§ Given task: Reproduce the entire listing below line for line, without changing any character, and leave the pictures out of your answer.

────

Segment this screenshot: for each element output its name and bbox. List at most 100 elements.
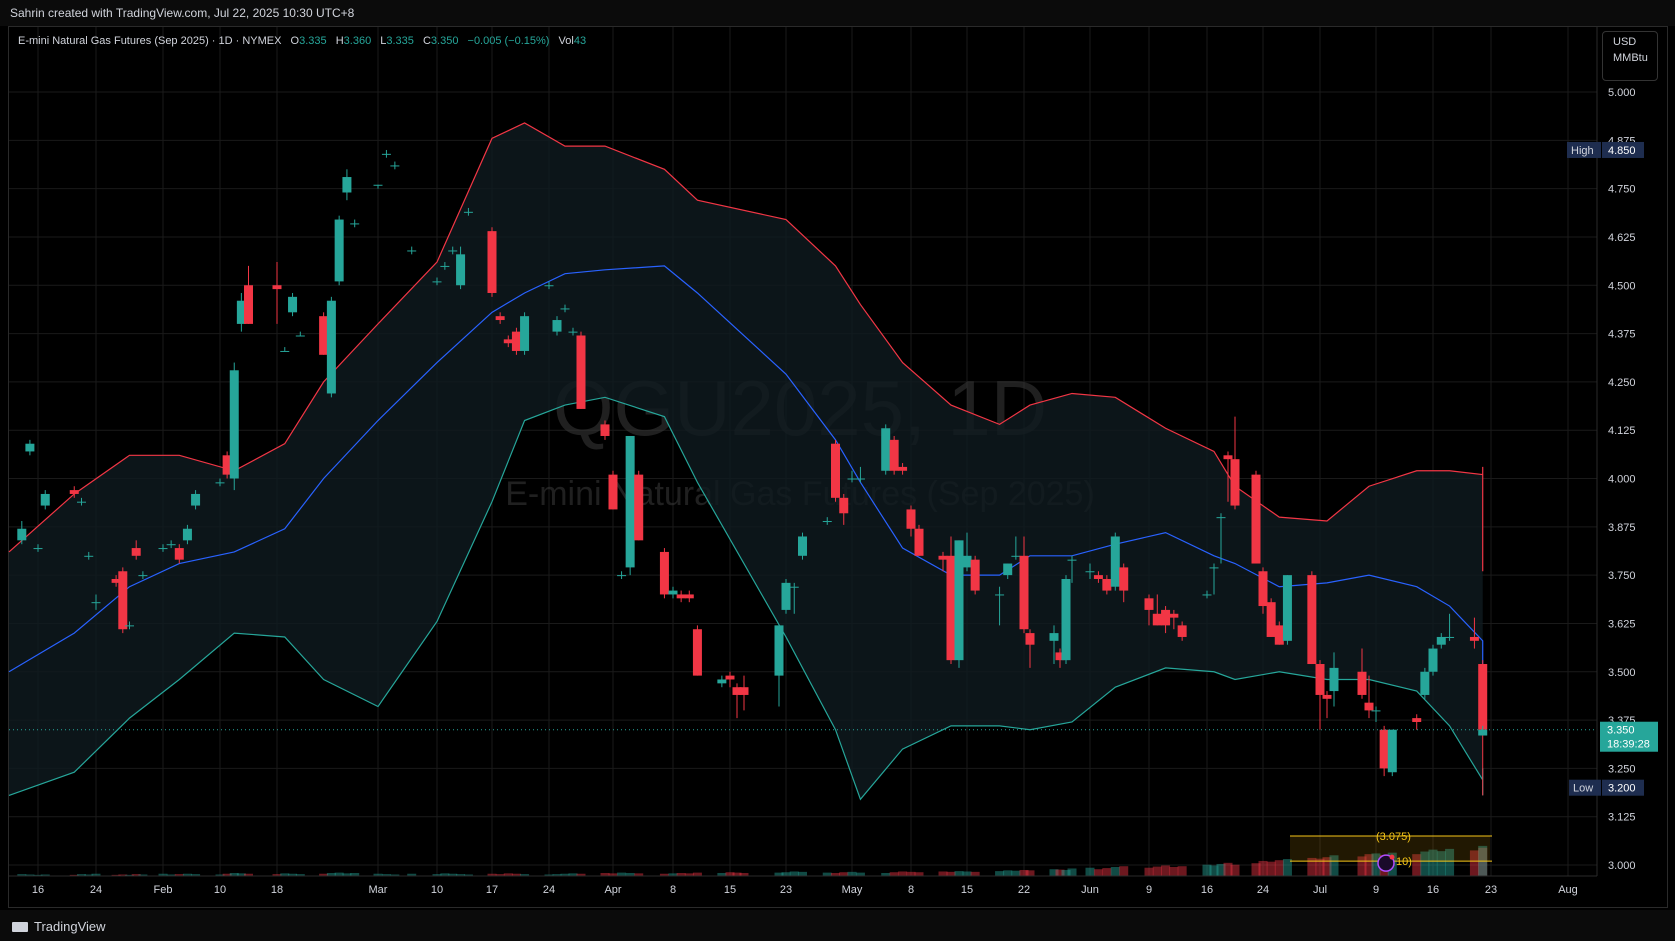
candle-body[interactable] xyxy=(381,153,391,155)
candle-body[interactable] xyxy=(1144,598,1154,610)
candle-body[interactable] xyxy=(617,575,627,577)
candle-body[interactable] xyxy=(511,331,521,351)
candle-body[interactable] xyxy=(432,281,442,283)
candle-body[interactable] xyxy=(781,582,791,610)
candle-body[interactable] xyxy=(906,509,916,529)
candle-body[interactable] xyxy=(440,265,450,267)
candle-body[interactable] xyxy=(1387,729,1397,773)
candle-body[interactable] xyxy=(1274,625,1284,645)
candle-body[interactable] xyxy=(1412,718,1422,722)
candle-body[interactable] xyxy=(560,308,570,310)
candle-body[interactable] xyxy=(889,439,899,471)
candle-body[interactable] xyxy=(280,350,290,352)
candle-body[interactable] xyxy=(111,578,121,583)
candle-body[interactable] xyxy=(659,551,669,595)
candle-body[interactable] xyxy=(33,548,43,550)
candle-body[interactable] xyxy=(272,285,282,290)
candle-body[interactable] xyxy=(407,250,417,252)
candle-body[interactable] xyxy=(503,339,513,344)
candle-body[interactable] xyxy=(1085,571,1095,573)
candle-body[interactable] xyxy=(1478,664,1488,730)
candle-body[interactable] xyxy=(448,250,458,252)
candle-body[interactable] xyxy=(1357,671,1367,695)
candle-body[interactable] xyxy=(456,254,466,286)
candle-body[interactable] xyxy=(1266,602,1276,637)
currency-unit-selector[interactable]: USD MMBtu xyxy=(1602,31,1658,81)
candle-body[interactable] xyxy=(236,300,246,324)
candle-body[interactable] xyxy=(334,219,344,282)
candle-body[interactable] xyxy=(898,466,908,471)
candle-body[interactable] xyxy=(326,300,336,394)
candle-body[interactable] xyxy=(1436,636,1446,645)
candle-body[interactable] xyxy=(222,455,232,475)
candle-body[interactable] xyxy=(544,285,554,287)
candle-body[interactable] xyxy=(995,594,1005,596)
candle-body[interactable] xyxy=(938,555,948,560)
candle-body[interactable] xyxy=(954,540,964,661)
candle-body[interactable] xyxy=(215,482,225,484)
candle-body[interactable] xyxy=(350,223,360,225)
candle-body[interactable] xyxy=(676,594,686,599)
candle-body[interactable] xyxy=(1169,613,1179,618)
candle-body[interactable] xyxy=(608,474,618,510)
candle-body[interactable] xyxy=(495,316,505,321)
candle-body[interactable] xyxy=(1067,559,1077,561)
candle-body[interactable] xyxy=(487,231,497,293)
candle-body[interactable] xyxy=(668,590,678,595)
candle-body[interactable] xyxy=(1469,636,1479,641)
candle-body[interactable] xyxy=(1258,571,1268,607)
candle-body[interactable] xyxy=(1019,555,1029,630)
candle-body[interactable] xyxy=(774,625,784,676)
candle-body[interactable] xyxy=(1102,578,1112,591)
candle-body[interactable] xyxy=(1379,729,1389,769)
candle-body[interactable] xyxy=(725,675,735,680)
candle-body[interactable] xyxy=(847,478,857,480)
candle-body[interactable] xyxy=(1209,567,1219,569)
candle-body[interactable] xyxy=(84,555,94,557)
candle-body[interactable] xyxy=(881,428,891,471)
candle-body[interactable] xyxy=(118,571,128,630)
candle-body[interactable] xyxy=(684,594,694,599)
symbol-name[interactable]: E-mini Natural Gas Futures (Sep 2025) · … xyxy=(18,35,282,47)
candle-body[interactable] xyxy=(91,602,101,604)
alert-icon[interactable] xyxy=(1377,854,1395,872)
candle-body[interactable] xyxy=(1315,664,1325,695)
candle-body[interactable] xyxy=(789,586,799,588)
candle-body[interactable] xyxy=(946,555,956,661)
candle-body[interactable] xyxy=(1251,474,1261,564)
candle-body[interactable] xyxy=(373,184,383,186)
candle-body[interactable] xyxy=(191,493,201,506)
candle-body[interactable] xyxy=(914,528,924,556)
candle-body[interactable] xyxy=(822,521,832,523)
candle-body[interactable] xyxy=(1230,459,1240,506)
candle-body[interactable] xyxy=(1420,671,1430,695)
candle-body[interactable] xyxy=(463,211,473,213)
candle-body[interactable] xyxy=(970,559,980,591)
candle-body[interactable] xyxy=(1177,625,1187,637)
candle-body[interactable] xyxy=(295,335,305,337)
candle-body[interactable] xyxy=(568,331,578,333)
candle-body[interactable] xyxy=(138,575,148,577)
candle-body[interactable] xyxy=(1371,710,1381,712)
candle-body[interactable] xyxy=(1055,652,1065,661)
candle-body[interactable] xyxy=(69,490,79,494)
candle-body[interactable] xyxy=(634,474,644,541)
candle-body[interactable] xyxy=(1093,575,1103,579)
candle-body[interactable] xyxy=(17,528,27,541)
candle-body[interactable] xyxy=(839,497,849,514)
candle-body[interactable] xyxy=(244,285,253,324)
candle-body[interactable] xyxy=(319,316,329,355)
candle-body[interactable] xyxy=(798,536,807,556)
candle-body[interactable] xyxy=(962,555,972,568)
candle-body[interactable] xyxy=(1003,563,1013,576)
candle-body[interactable] xyxy=(1025,633,1035,645)
candle-body[interactable] xyxy=(40,493,50,506)
candle-body[interactable] xyxy=(25,443,35,452)
candle-body[interactable] xyxy=(174,548,184,560)
candle-body[interactable] xyxy=(1282,575,1292,641)
candle-body[interactable] xyxy=(692,629,702,676)
candle-body[interactable] xyxy=(717,679,727,684)
candle-body[interactable] xyxy=(182,528,192,541)
candle-body[interactable] xyxy=(1445,636,1455,638)
candle-body[interactable] xyxy=(600,424,610,436)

────

§ Completed exercise:
Segment this screenshot: for each element output its name and bbox. List at most 100 elements.
candle-body[interactable] xyxy=(381,153,391,155)
candle-body[interactable] xyxy=(1144,598,1154,610)
candle-body[interactable] xyxy=(617,575,627,577)
candle-body[interactable] xyxy=(511,331,521,351)
candle-body[interactable] xyxy=(432,281,442,283)
candle-body[interactable] xyxy=(781,582,791,610)
candle-body[interactable] xyxy=(906,509,916,529)
candle-body[interactable] xyxy=(440,265,450,267)
candle-body[interactable] xyxy=(1387,729,1397,773)
candle-body[interactable] xyxy=(1274,625,1284,645)
candle-body[interactable] xyxy=(1412,718,1422,722)
candle-body[interactable] xyxy=(560,308,570,310)
candle-body[interactable] xyxy=(889,439,899,471)
candle-body[interactable] xyxy=(280,350,290,352)
candle-body[interactable] xyxy=(111,578,121,583)
candle-body[interactable] xyxy=(659,551,669,595)
candle-body[interactable] xyxy=(33,548,43,550)
candle-body[interactable] xyxy=(272,285,282,290)
candle-body[interactable] xyxy=(407,250,417,252)
candle-body[interactable] xyxy=(503,339,513,344)
candle-body[interactable] xyxy=(1085,571,1095,573)
candle-body[interactable] xyxy=(1478,664,1488,730)
candle-body[interactable] xyxy=(448,250,458,252)
candle-body[interactable] xyxy=(1357,671,1367,695)
candle-body[interactable] xyxy=(456,254,466,286)
candle-body[interactable] xyxy=(1266,602,1276,637)
currency-unit-selector[interactable]: USD MMBtu xyxy=(1602,31,1658,81)
candle-body[interactable] xyxy=(236,300,246,324)
candle-body[interactable] xyxy=(334,219,344,282)
candle-body[interactable] xyxy=(898,466,908,471)
candle-body[interactable] xyxy=(326,300,336,394)
candle-body[interactable] xyxy=(1436,636,1446,645)
candle-body[interactable] xyxy=(222,455,232,475)
candle-body[interactable] xyxy=(544,285,554,287)
candle-body[interactable] xyxy=(995,594,1005,596)
candle-body[interactable] xyxy=(938,555,948,560)
candle-body[interactable] xyxy=(954,540,964,661)
candle-body[interactable] xyxy=(215,482,225,484)
candle-body[interactable] xyxy=(350,223,360,225)
candle-body[interactable] xyxy=(676,594,686,599)
candle-body[interactable] xyxy=(1169,613,1179,618)
candle-body[interactable] xyxy=(608,474,618,510)
candle-body[interactable] xyxy=(495,316,505,321)
candle-body[interactable] xyxy=(1067,559,1077,561)
candle-body[interactable] xyxy=(487,231,497,293)
candle-body[interactable] xyxy=(668,590,678,595)
candle-body[interactable] xyxy=(1469,636,1479,641)
candle-body[interactable] xyxy=(1258,571,1268,607)
candle-body[interactable] xyxy=(1019,555,1029,630)
candle-body[interactable] xyxy=(774,625,784,676)
candle-body[interactable] xyxy=(1102,578,1112,591)
candle-body[interactable] xyxy=(1379,729,1389,769)
candle-body[interactable] xyxy=(725,675,735,680)
candle-body[interactable] xyxy=(847,478,857,480)
candle-body[interactable] xyxy=(1209,567,1219,569)
candle-body[interactable] xyxy=(84,555,94,557)
candle-body[interactable] xyxy=(881,428,891,471)
candle-body[interactable] xyxy=(118,571,128,630)
candle-body[interactable] xyxy=(684,594,694,599)
symbol-name[interactable]: E-mini Natural Gas Futures (Sep 2025) · … xyxy=(18,35,282,47)
candle-body[interactable] xyxy=(91,602,101,604)
alert-icon[interactable] xyxy=(1377,854,1395,872)
candle-body[interactable] xyxy=(1315,664,1325,695)
candle-body[interactable] xyxy=(789,586,799,588)
candle-body[interactable] xyxy=(946,555,956,661)
candle-body[interactable] xyxy=(1251,474,1261,564)
candle-body[interactable] xyxy=(373,184,383,186)
candle-body[interactable] xyxy=(191,493,201,506)
candle-body[interactable] xyxy=(914,528,924,556)
candle-body[interactable] xyxy=(822,521,832,523)
candle-body[interactable] xyxy=(1230,459,1240,506)
candle-body[interactable] xyxy=(1420,671,1430,695)
candle-body[interactable] xyxy=(463,211,473,213)
candle-body[interactable] xyxy=(970,559,980,591)
candle-body[interactable] xyxy=(1177,625,1187,637)
candle-body[interactable] xyxy=(295,335,305,337)
candle-body[interactable] xyxy=(568,331,578,333)
candle-body[interactable] xyxy=(138,575,148,577)
candle-body[interactable] xyxy=(1371,710,1381,712)
candle-body[interactable] xyxy=(1055,652,1065,661)
candle-body[interactable] xyxy=(69,490,79,494)
candle-body[interactable] xyxy=(634,474,644,541)
candle-body[interactable] xyxy=(1093,575,1103,579)
candle-body[interactable] xyxy=(17,528,27,541)
candle-body[interactable] xyxy=(839,497,849,514)
candle-body[interactable] xyxy=(244,285,253,324)
candle-body[interactable] xyxy=(319,316,329,355)
candle-body[interactable] xyxy=(798,536,807,556)
candle-body[interactable] xyxy=(962,555,972,568)
candle-body[interactable] xyxy=(1003,563,1013,576)
candle-body[interactable] xyxy=(1025,633,1035,645)
candle-body[interactable] xyxy=(40,493,50,506)
candle-body[interactable] xyxy=(25,443,35,452)
candle-body[interactable] xyxy=(174,548,184,560)
candle-body[interactable] xyxy=(1282,575,1292,641)
candle-body[interactable] xyxy=(692,629,702,676)
candle-body[interactable] xyxy=(717,679,727,684)
candle-body[interactable] xyxy=(182,528,192,541)
candle-body[interactable] xyxy=(1445,636,1455,638)
candle-body[interactable] xyxy=(600,424,610,436)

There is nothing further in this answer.